# Page excerpt
# radio plays with no key in ignition



## Robby (Mar 1, 2013)

danogg said:


> Not sure if this has been covered before but just noticed this on my Cruze. The radio will initially shut off when key is removed and driver door is opened but if you hit the power button, it will come on even if driver door open? Tried this again after leaving the car sitting all day and even after several hours, if I hit the power button the radio will come on with no key near the ignition. Is this normal for all Cruzes?


Normal operation.
It will operate for approximatly ten minutes and shut down.....press 'on' again for another ten minutes.

Rob


----------



## danogg (Nov 16, 2011)

Robby said:


> Normal operation.
> It will operate for approximatly ten minutes and shut down.....press 'on' again for another ten minutes.
> 
> Rob


Even after the car has been sitting all day?? Seems weird. It will even play if you open the door and shut it. Sounds like a battery drainer


----------



## Robby (Mar 1, 2013)

Doesn't matter how long its been parked, the on button will turn the system on for ten minutes......push again, turns off.
I can't speak for other manufacturers but all the Chevrolets with exception of the Spark and the G-Vans with base audio operate this way.

I imagine, if you kept turning it on for hours you could deplete the charge........
Stop by your dealer showroom and hop into a Cruze/Malibu/Camaro/new truck, they'll all work (if the battery isn't dead heh heh)

Rob


----------



## NickD (Dec 10, 2011)

Ha, my 92 DeVille was this way, first time it happened, thought something was wrong with it. Just so accustomed to when I turn the ignition off, everything would go off. If I wanted to hear the radio, had an accessory position.

Is this a convenience item? Or is someone smoking crack?

Another inconvenience item in that Caddy, if you didn't close all four doors fully, the interior lights would stay on indefinitely. Didn't fully close one door doing an airport job and in the bright sun. With a 20 amp load the battery was dead after three hours. Had to call for help. This was before automatic shutdown, but didn't need that before when you removed the key, everything would shut down. Well except the head lamps, had to be awake for these.


----------



## obermd (Mar 3, 2012)

My Montana and Transport were this way as well.


----------



## danogg (Nov 16, 2011)

Robby said:


> Doesn't matter how long its been parked, the on button will turn the system on for ten minutes......push again, turns off.
> I can't speak for other manufacturers but all the Chevrolets with exception of the Spark and the G-Vans with base audio operate this way.
> 
> I imagine, if you kept turning it on for hours you could deplete the charge........
> ...


Tried it last night in my husband's 2013 Silverado and didn't come on like my Cruze


----------



## Robby (Mar 1, 2013)

# Given material
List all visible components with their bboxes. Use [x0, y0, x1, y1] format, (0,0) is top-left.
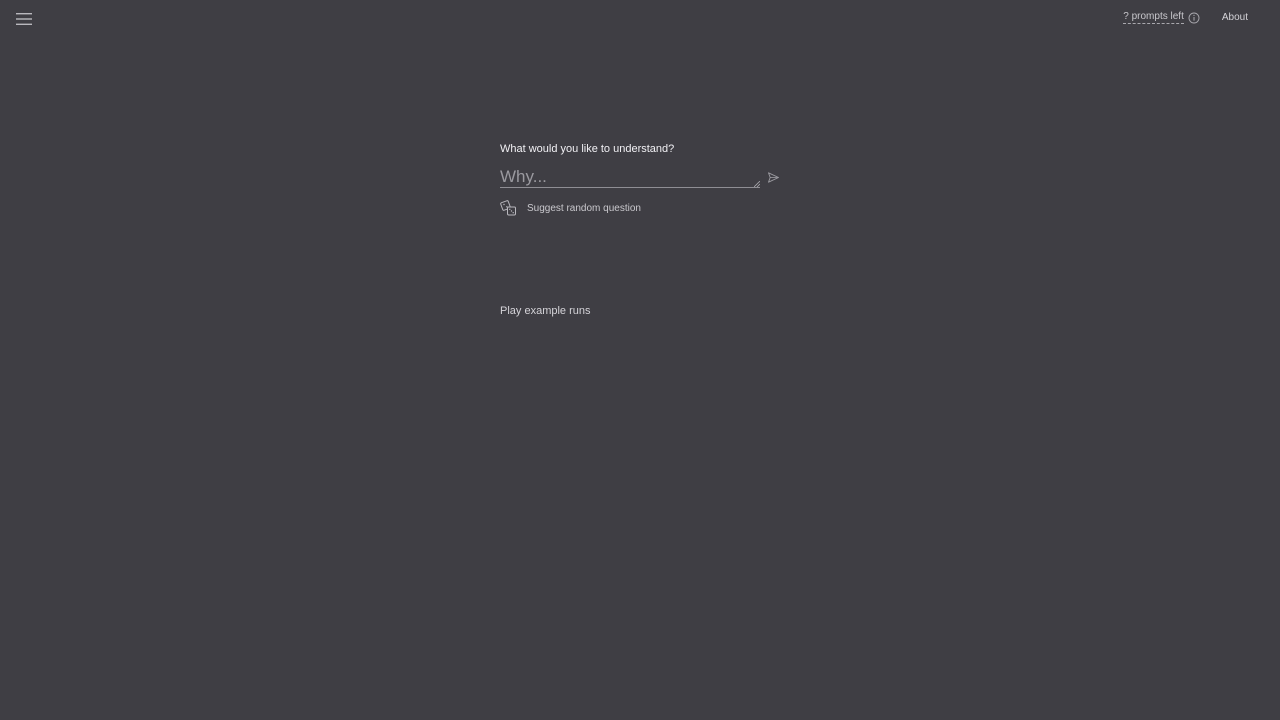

# Aim
Reproduce everything in the car radio thread from "## NickD (Dec" down to "an accessory position.". The listing has nothing to do with the car radio thread.

# Exercise answer
## NickD (Dec 10, 2011)

Ha, my 92 DeVille was this way, first time it happened, thought something was wrong with it. Just so accustomed to when I turn the ignition off, everything would go off. If I wanted to hear the radio, had an accessory position.